Excerpt to read ▸
BEGIN
Michael Walpole (1570–1624?), was an English Jesuit and controversialist.

Life
Walpole, youngest of the four brothers of Henry Walpole, was baptised at Docking, Norfolk, on 1 Oct. 1570. When John Gerard landed in Norfolk in 1588, he made the acquaintance of the Docking household, and young Michael attached himself to the Jesuit. When Henry Walpole was taken prisoner at Flushing, Michael went to his assistance and procured his ransom.

He entered the Society of Jesus on 7 Sept. 1593. Doña Luisa de Carvajal came to England in 1606, and he appears to have been her confessor or spiritual adviser. In 1610, while in attendance on this lady, he was arrested and thrown into prison; but on the intervention of the Spanish ambassador Gondomar he was released, though compelled to leave the country.

In 1613, he returned to England in company with Gondomar, when Doña Luisa's house was broken into and the lady imprisoned. Walpole very narrowly escaped arrest. When Doña Luisa died in 1614, Walpole was with her, and he accompanied her body on its removal to Spain next year, and died some time after 12 Aug. 1624.
END
Source excerpt ▸
BEGIN
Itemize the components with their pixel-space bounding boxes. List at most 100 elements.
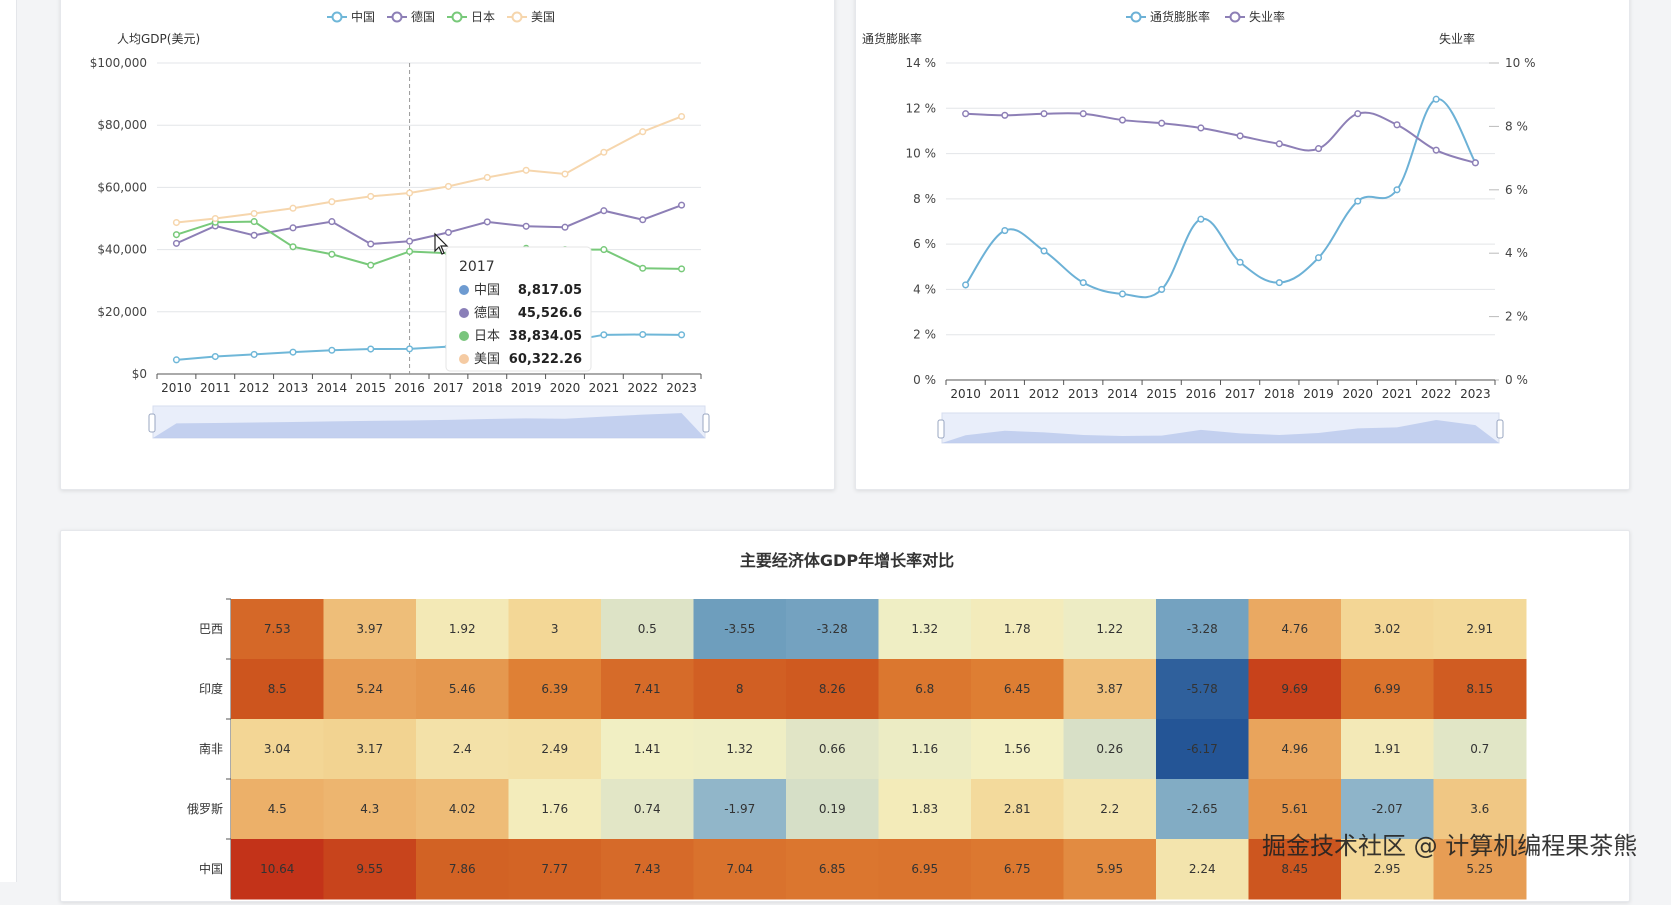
END
Set tasks ▸
A. In the passage on Michael Walpole, swap "Society of Jesus" for "Jesuit order" and write out the text starting with "He entered the" and going on through "leave the country.".
B. Extend the passage on Michael Walpole by writing what comes after its final sentence.

Final answers ▸
A.
He entered the Jesuit order on 7 Sept. 1593. Doña Luisa de Carvajal came to England in 1606, and he appears to have been her confessor or spiritual adviser. In 1610, while in attendance on this lady, he was arrested and thrown into prison; but on the intervention of the Spanish ambassador Gondomar he was released, though compelled to leave the country.

B.
Works
Walpole wrote a number of books, including:

 A Treatise on the Subjection of Princes to God and the Church, St. Omer, 1608, 4to. 
 Five Books of Philosophical Comfort, with Marginal Notes, translated from the Latin of Boethius, London, 1609, 8vo. 
 Admonition to the English Catholics concerning the Edict of King James, St. Omer, 1610, 4to. 
 The Lyf of the Mother Teresa of Jesus (Mechelen: Henry Jaye, 1611), the first English translation of the autobiography of Teresa of Avila
 Anti-Christ Extant, against George Downham, St. Omer, 1613–14, 2 vols. 4to; 2nd edit. 1632. 
 Life of St. Ignatius of Loyola, St. Omer, 1616, 12mo: a translation of Ribadeneyra, which was often reprinted.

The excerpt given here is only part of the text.